[Figure data in JSON]
* * *
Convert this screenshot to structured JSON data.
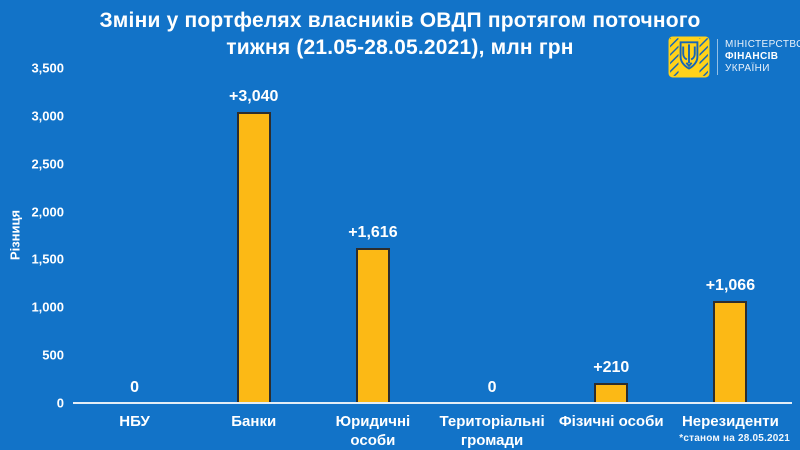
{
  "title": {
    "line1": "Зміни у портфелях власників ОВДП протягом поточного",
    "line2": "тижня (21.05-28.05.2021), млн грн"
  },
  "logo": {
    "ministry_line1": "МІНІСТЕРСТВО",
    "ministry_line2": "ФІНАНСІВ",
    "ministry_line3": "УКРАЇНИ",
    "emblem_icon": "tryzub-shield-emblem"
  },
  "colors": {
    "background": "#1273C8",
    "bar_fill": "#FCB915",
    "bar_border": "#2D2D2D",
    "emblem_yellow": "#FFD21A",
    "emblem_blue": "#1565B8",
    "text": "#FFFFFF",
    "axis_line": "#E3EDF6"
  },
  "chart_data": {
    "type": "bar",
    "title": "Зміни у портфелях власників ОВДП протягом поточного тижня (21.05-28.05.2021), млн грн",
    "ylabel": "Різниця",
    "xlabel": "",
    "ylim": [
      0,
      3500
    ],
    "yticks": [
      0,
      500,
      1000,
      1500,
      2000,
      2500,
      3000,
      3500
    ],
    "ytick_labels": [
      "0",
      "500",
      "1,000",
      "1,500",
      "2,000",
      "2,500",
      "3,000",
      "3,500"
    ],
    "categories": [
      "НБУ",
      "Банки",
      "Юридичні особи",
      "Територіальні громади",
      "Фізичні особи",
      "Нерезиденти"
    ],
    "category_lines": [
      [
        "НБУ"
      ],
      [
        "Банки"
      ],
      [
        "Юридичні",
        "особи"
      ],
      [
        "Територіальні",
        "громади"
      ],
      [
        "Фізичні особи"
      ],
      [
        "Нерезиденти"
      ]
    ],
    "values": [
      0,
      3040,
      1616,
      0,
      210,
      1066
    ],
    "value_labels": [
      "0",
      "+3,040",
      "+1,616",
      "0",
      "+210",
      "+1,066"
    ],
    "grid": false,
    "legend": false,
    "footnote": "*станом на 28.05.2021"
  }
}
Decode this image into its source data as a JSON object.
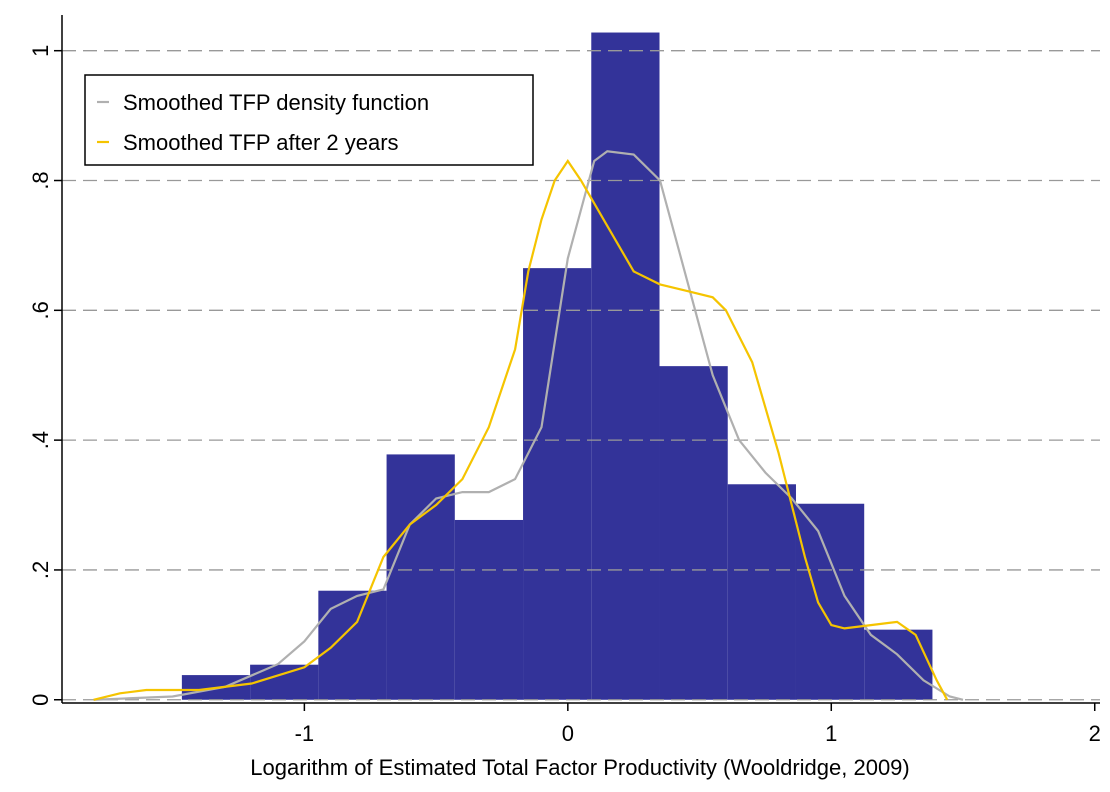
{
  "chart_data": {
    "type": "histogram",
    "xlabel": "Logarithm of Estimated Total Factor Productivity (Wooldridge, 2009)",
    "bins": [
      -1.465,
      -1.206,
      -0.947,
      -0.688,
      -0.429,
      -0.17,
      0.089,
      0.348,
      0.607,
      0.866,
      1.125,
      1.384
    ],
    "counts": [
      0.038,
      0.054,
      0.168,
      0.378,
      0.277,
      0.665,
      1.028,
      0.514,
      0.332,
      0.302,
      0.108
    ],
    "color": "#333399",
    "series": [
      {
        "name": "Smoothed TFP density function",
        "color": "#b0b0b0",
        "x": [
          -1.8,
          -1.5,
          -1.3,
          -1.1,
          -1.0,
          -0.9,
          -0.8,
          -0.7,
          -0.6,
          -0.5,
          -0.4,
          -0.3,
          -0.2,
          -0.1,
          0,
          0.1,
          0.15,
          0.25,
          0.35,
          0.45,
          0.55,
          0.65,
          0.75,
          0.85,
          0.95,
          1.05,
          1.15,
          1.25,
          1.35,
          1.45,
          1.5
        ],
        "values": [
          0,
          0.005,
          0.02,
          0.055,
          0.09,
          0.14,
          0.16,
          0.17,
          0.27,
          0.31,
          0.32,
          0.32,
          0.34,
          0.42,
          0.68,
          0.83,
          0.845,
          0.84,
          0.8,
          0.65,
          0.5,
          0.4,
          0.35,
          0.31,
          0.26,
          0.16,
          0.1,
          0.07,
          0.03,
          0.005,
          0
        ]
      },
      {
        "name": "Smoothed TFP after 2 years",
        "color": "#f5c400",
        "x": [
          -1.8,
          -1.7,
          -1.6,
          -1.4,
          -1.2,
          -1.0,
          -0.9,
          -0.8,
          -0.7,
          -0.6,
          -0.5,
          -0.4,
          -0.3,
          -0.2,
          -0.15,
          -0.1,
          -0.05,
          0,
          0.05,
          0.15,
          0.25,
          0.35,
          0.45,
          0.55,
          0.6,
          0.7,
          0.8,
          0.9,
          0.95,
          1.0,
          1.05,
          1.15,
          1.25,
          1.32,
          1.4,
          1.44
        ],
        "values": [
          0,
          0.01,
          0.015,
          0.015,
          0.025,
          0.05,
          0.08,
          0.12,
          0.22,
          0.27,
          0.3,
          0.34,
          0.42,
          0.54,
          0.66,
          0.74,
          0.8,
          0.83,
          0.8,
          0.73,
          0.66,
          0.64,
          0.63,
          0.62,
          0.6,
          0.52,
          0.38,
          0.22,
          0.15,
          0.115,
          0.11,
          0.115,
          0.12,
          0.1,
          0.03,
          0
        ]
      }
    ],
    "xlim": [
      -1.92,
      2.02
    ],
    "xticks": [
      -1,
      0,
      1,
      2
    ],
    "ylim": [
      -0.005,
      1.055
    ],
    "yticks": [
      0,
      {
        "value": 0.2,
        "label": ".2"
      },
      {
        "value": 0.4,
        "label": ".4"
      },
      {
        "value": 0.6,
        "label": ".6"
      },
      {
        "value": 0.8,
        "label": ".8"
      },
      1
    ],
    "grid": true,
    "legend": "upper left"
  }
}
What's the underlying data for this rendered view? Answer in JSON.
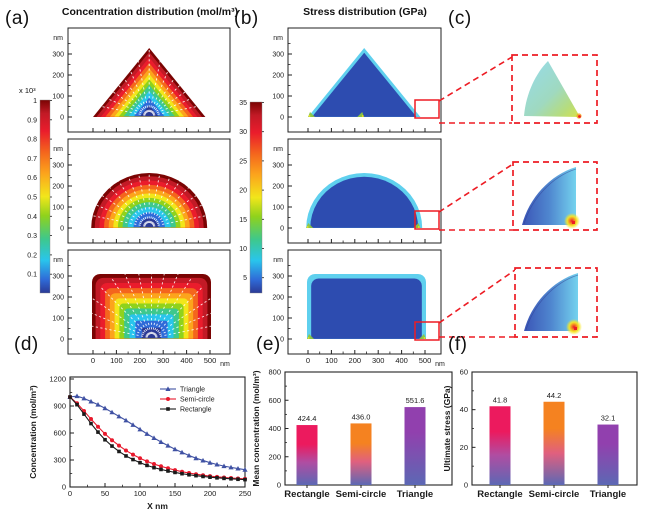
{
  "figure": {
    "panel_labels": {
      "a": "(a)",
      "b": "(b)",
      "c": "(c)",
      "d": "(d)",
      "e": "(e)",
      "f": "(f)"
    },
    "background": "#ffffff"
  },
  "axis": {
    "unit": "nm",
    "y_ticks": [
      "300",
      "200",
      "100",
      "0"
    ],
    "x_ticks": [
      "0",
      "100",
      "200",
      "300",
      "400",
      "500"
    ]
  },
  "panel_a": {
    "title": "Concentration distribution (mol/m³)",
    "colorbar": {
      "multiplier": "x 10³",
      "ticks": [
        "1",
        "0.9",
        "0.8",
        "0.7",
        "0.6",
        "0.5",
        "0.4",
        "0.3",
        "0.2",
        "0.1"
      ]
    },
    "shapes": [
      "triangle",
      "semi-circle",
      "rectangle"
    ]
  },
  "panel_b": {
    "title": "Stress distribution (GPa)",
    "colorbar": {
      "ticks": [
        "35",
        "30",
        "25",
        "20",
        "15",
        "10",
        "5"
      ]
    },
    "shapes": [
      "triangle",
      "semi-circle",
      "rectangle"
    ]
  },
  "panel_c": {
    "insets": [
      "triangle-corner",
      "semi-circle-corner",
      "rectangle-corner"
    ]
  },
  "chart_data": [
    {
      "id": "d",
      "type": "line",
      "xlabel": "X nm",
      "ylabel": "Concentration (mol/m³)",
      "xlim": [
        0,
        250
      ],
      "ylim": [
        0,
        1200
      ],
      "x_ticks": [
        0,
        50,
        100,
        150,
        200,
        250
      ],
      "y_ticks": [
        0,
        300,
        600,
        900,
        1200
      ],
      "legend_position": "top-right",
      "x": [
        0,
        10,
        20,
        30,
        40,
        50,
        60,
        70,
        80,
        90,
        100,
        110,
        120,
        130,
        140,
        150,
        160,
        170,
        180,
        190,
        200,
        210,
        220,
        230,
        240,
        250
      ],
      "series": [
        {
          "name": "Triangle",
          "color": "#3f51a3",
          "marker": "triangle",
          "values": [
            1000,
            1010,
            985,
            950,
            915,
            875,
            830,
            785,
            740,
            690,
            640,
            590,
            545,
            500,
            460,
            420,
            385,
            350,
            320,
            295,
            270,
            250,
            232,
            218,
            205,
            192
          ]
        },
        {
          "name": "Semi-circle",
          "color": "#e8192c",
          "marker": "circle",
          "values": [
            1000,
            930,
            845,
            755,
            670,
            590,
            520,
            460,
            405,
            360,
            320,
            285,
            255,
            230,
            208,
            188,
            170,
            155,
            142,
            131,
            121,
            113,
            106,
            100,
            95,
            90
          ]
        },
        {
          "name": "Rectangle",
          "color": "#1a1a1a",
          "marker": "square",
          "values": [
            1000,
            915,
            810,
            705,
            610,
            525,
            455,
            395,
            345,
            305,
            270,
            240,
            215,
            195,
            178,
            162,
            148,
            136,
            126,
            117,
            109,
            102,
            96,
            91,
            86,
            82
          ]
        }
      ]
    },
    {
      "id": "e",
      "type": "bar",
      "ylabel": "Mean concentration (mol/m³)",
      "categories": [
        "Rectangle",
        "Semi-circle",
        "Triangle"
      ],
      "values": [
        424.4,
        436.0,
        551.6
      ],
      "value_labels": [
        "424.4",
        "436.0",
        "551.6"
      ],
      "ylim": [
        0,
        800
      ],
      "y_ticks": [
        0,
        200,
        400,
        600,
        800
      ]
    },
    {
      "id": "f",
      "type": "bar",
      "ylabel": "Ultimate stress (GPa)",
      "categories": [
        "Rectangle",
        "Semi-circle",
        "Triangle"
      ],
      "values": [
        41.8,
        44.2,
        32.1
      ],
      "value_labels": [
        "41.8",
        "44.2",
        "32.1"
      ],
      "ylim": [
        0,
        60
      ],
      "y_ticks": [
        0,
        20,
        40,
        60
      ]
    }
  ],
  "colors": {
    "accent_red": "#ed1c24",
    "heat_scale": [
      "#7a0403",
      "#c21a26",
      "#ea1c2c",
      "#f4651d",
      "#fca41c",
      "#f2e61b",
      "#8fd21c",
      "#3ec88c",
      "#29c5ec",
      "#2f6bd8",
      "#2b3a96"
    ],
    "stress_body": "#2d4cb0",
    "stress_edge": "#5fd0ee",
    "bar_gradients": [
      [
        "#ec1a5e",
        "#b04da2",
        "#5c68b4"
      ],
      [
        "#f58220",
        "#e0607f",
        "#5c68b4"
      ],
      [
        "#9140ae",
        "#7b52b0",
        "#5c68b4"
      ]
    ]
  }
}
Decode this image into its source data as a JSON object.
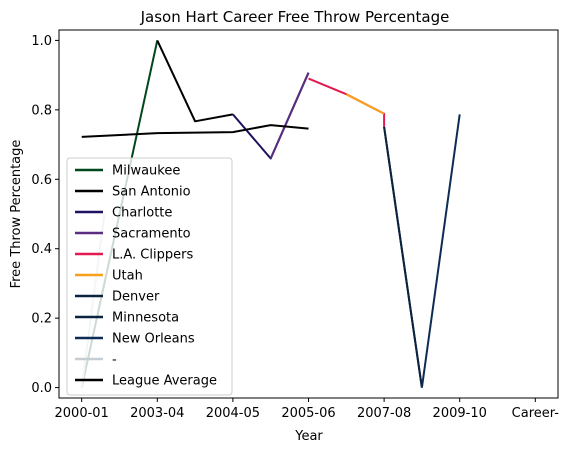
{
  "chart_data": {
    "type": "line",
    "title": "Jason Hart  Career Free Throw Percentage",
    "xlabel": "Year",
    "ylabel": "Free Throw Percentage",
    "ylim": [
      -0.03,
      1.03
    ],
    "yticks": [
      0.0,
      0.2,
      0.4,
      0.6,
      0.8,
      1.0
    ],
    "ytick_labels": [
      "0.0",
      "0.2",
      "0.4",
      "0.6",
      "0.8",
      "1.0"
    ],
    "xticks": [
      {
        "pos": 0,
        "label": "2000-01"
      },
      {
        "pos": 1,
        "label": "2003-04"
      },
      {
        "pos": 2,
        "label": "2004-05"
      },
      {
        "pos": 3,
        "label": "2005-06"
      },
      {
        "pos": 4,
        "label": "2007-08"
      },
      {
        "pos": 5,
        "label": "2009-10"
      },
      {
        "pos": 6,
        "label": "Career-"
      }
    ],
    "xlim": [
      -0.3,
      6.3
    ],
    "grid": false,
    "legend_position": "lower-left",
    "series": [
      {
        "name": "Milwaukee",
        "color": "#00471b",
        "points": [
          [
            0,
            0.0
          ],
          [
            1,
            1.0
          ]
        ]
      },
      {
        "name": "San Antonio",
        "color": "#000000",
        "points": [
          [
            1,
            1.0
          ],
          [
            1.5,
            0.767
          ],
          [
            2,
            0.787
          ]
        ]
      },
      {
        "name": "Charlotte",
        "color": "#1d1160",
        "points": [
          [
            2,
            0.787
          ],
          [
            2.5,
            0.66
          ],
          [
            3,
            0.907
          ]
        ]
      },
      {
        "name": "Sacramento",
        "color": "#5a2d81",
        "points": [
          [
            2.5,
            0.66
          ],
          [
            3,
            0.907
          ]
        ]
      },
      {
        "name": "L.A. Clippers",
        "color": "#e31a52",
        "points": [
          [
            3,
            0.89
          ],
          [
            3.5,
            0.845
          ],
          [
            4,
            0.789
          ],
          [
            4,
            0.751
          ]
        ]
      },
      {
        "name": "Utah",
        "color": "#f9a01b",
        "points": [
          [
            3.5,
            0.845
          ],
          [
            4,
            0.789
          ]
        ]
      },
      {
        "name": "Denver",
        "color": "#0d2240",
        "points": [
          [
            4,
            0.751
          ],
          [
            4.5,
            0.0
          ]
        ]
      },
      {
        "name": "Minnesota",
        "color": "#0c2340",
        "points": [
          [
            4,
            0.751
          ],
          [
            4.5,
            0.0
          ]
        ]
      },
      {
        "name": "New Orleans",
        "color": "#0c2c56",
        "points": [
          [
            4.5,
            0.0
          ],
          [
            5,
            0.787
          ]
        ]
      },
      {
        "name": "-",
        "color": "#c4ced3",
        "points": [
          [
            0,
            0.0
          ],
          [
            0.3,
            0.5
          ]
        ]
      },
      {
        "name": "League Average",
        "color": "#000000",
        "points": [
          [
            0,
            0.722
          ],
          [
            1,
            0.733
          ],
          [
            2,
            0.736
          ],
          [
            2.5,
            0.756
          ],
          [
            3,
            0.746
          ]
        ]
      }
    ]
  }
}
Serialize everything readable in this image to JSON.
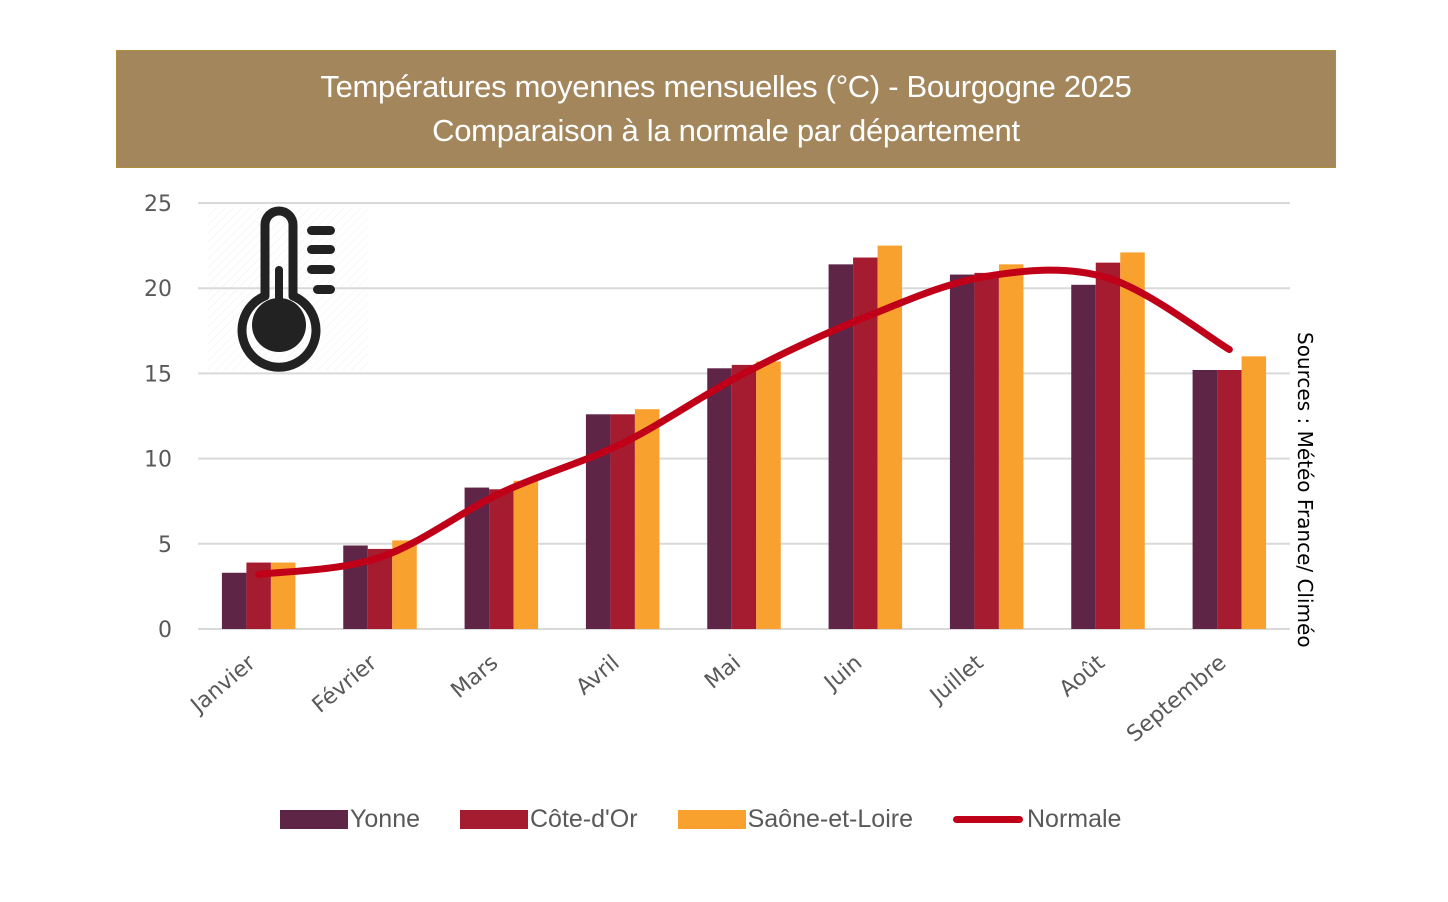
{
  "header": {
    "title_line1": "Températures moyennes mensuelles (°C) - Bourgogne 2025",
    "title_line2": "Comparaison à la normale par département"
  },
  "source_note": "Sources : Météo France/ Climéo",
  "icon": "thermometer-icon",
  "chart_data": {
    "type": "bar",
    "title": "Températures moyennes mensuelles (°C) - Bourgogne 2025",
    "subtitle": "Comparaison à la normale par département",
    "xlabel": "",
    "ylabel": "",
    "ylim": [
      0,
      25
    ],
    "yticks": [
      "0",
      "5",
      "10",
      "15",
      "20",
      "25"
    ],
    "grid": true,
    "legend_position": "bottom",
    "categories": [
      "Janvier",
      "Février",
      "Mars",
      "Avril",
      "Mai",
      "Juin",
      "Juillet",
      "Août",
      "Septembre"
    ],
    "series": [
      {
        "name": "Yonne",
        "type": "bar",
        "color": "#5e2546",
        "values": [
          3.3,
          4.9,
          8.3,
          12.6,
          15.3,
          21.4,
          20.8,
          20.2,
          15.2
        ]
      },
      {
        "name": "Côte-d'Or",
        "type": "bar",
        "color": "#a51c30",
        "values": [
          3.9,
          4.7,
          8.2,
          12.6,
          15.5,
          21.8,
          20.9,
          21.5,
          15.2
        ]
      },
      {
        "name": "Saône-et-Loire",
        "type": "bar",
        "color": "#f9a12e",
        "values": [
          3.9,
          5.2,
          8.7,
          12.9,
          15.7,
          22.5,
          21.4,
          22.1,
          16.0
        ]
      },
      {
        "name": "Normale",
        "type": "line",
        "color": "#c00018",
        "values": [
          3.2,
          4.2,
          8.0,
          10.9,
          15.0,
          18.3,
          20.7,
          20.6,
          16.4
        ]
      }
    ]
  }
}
* * *
_Aim of the task_. Go over the data above and copy every line that has the word "Percentage" in it.

_Answer in full_.
    "title": "Jason Hart  Career Free Throw Percentage",
    "ylabel": "Free Throw Percentage",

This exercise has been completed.